**Written instruction:** Give only the number of lines that hold the word "title".

**Record extracts:**
▶
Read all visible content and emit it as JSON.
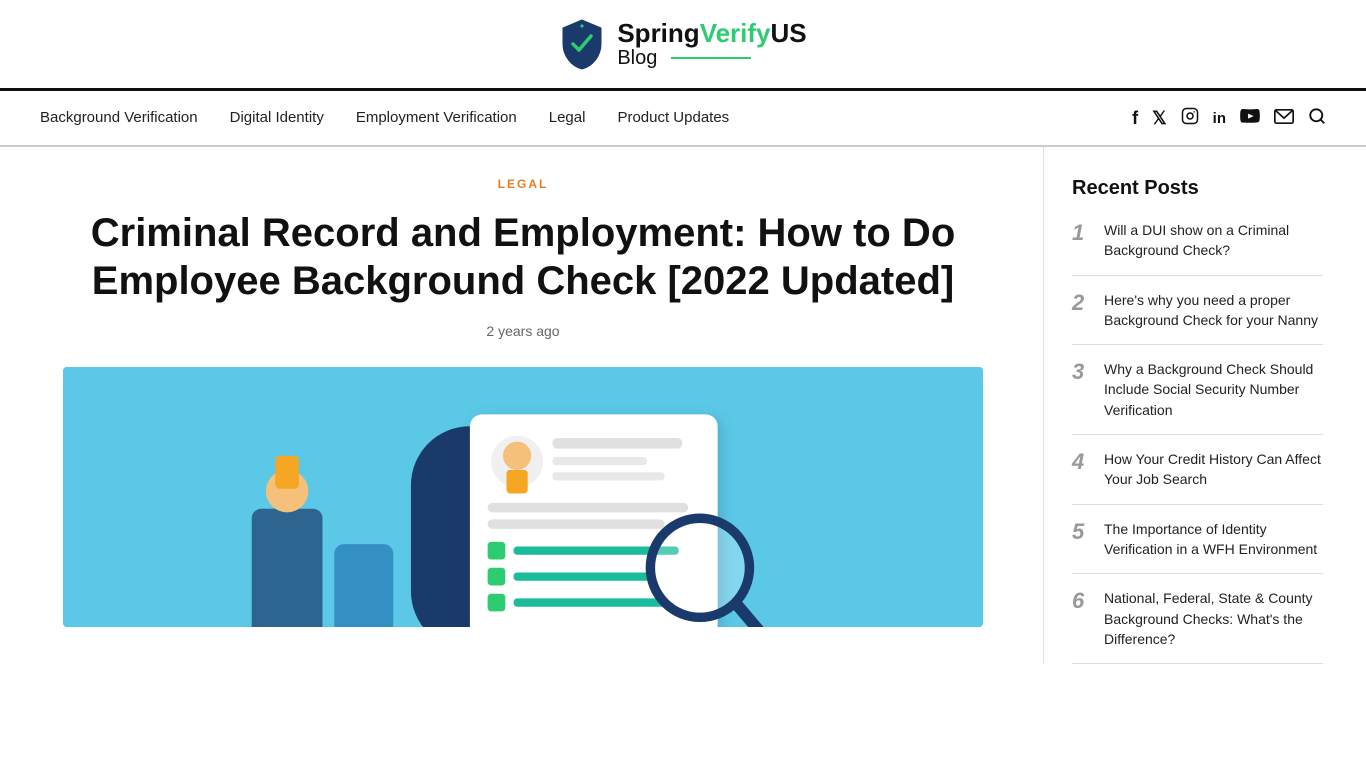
{
  "header": {
    "brand_name": "SpringVerify",
    "brand_us": "US",
    "brand_blog": "Blog"
  },
  "nav": {
    "links": [
      {
        "label": "Background Verification",
        "href": "#"
      },
      {
        "label": "Digital Identity",
        "href": "#"
      },
      {
        "label": "Employment Verification",
        "href": "#"
      },
      {
        "label": "Legal",
        "href": "#"
      },
      {
        "label": "Product Updates",
        "href": "#"
      }
    ],
    "icons": [
      "f",
      "𝕏",
      "⊙",
      "in",
      "▶",
      "✉",
      "🔍"
    ]
  },
  "article": {
    "category": "LEGAL",
    "title": "Criminal Record and Employment: How to Do Employee Background Check [2022 Updated]",
    "meta": "2 years ago"
  },
  "sidebar": {
    "title": "Recent Posts",
    "posts": [
      {
        "number": "1",
        "text": "Will a DUI show on a Criminal Background Check?"
      },
      {
        "number": "2",
        "text": "Here's why you need a proper Background Check for your Nanny"
      },
      {
        "number": "3",
        "text": "Why a Background Check Should Include Social Security Number Verification"
      },
      {
        "number": "4",
        "text": "How Your Credit History Can Affect Your Job Search"
      },
      {
        "number": "5",
        "text": "The Importance of Identity Verification in a WFH Environment"
      },
      {
        "number": "6",
        "text": "National, Federal, State & County Background Checks: What's the Difference?"
      }
    ]
  }
}
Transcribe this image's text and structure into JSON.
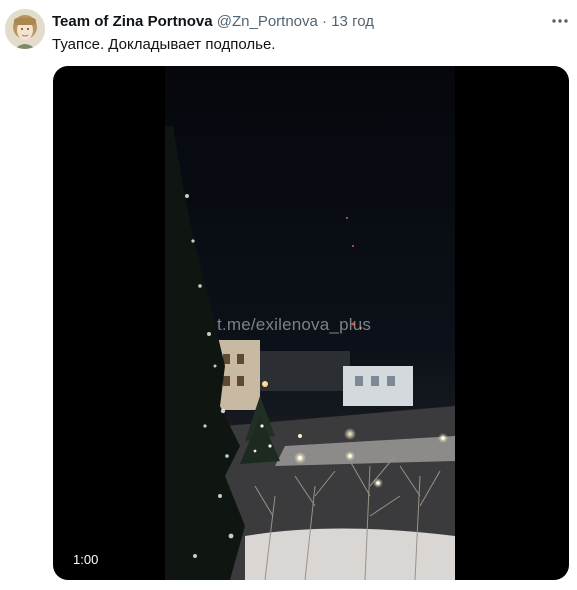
{
  "tweet": {
    "author_name": "Team of Zina Portnova",
    "handle": "@Zn_Portnova",
    "separator": "·",
    "time": "13 год",
    "text": "Туапсе. Докладывает подполье.",
    "more_icon": "more-horizontal-icon"
  },
  "media": {
    "watermark": "t.me/exilenova_plus",
    "duration": "1:00"
  },
  "colors": {
    "text_primary": "#0f1419",
    "text_secondary": "#536471",
    "media_background": "#000000"
  }
}
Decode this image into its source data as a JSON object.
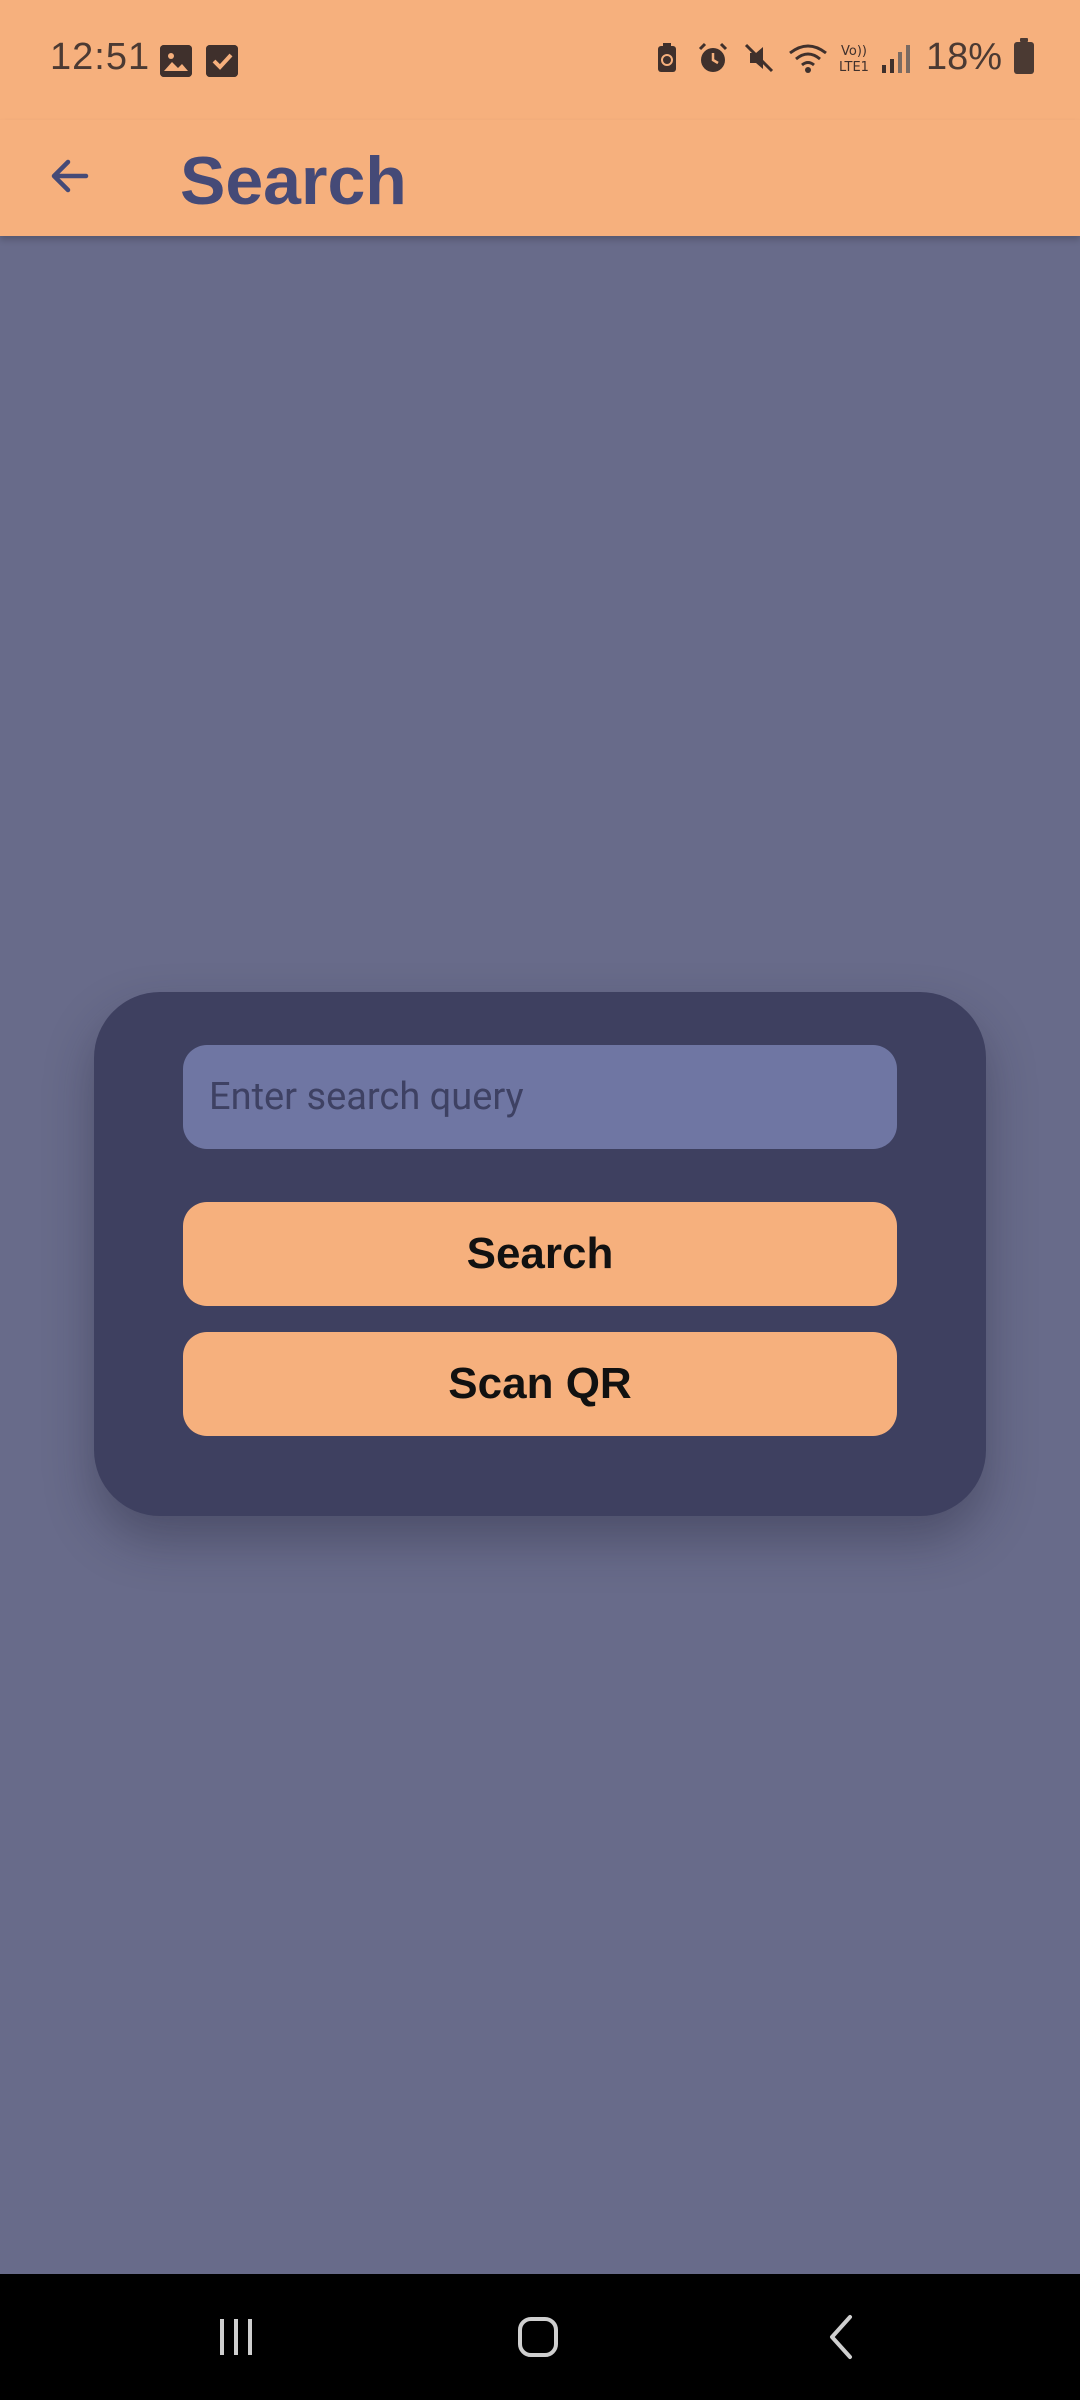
{
  "status_bar": {
    "time": "12:51",
    "battery_text": "18%",
    "left_icons": [
      "gallery-icon",
      "checkbox-icon"
    ],
    "right_icons": [
      "battery-saver-icon",
      "alarm-icon",
      "mute-icon",
      "wifi-icon",
      "volte-icon",
      "signal-icon",
      "battery-icon"
    ]
  },
  "app_bar": {
    "title": "Search",
    "back_icon": "arrow-back-icon"
  },
  "card": {
    "search_placeholder": "Enter search query",
    "search_value": "",
    "search_button_label": "Search",
    "scan_button_label": "Scan QR"
  },
  "nav_bar": {
    "items": [
      "recents-icon",
      "home-icon",
      "back-icon"
    ]
  },
  "colors": {
    "accent": "#f6b07d",
    "background": "#686b8a",
    "card": "#3e4060",
    "input": "#6f76a3",
    "title": "#454a77"
  }
}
◀
**Answer to this exercise:** 4